● **The problem**: Your task is to repeat all of the material exactly.

— begin Data extract —

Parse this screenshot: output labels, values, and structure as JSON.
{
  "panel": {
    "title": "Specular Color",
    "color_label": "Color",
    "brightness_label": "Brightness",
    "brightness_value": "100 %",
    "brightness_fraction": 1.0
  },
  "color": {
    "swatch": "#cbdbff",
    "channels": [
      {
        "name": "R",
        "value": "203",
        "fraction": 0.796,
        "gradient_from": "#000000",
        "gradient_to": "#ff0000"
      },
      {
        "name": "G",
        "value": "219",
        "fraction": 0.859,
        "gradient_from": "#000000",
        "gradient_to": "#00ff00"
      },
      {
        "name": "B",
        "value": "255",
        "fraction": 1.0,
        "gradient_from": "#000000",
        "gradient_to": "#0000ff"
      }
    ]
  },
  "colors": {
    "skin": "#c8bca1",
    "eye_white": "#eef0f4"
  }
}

— end Data extract —

● **Correct response**:
Parse this screenshot: output labels, values, and structure as JSON.
{
  "panel": {
    "title": "Specular Color",
    "color_label": "Color",
    "brightness_label": "Brightness",
    "brightness_value": "100 %",
    "brightness_fraction": 1.0
  },
  "color": {
    "swatch": "#cbdbff",
    "channels": [
      {
        "name": "R",
        "value": "203",
        "fraction": 0.796,
        "gradient_from": "#000000",
        "gradient_to": "#ff0000"
      },
      {
        "name": "G",
        "value": "219",
        "fraction": 0.859,
        "gradient_from": "#000000",
        "gradient_to": "#00ff00"
      },
      {
        "name": "B",
        "value": "255",
        "fraction": 1.0,
        "gradient_from": "#000000",
        "gradient_to": "#0000ff"
      }
    ]
  },
  "colors": {
    "skin": "#c8bca1",
    "eye_white": "#eef0f4"
  }
}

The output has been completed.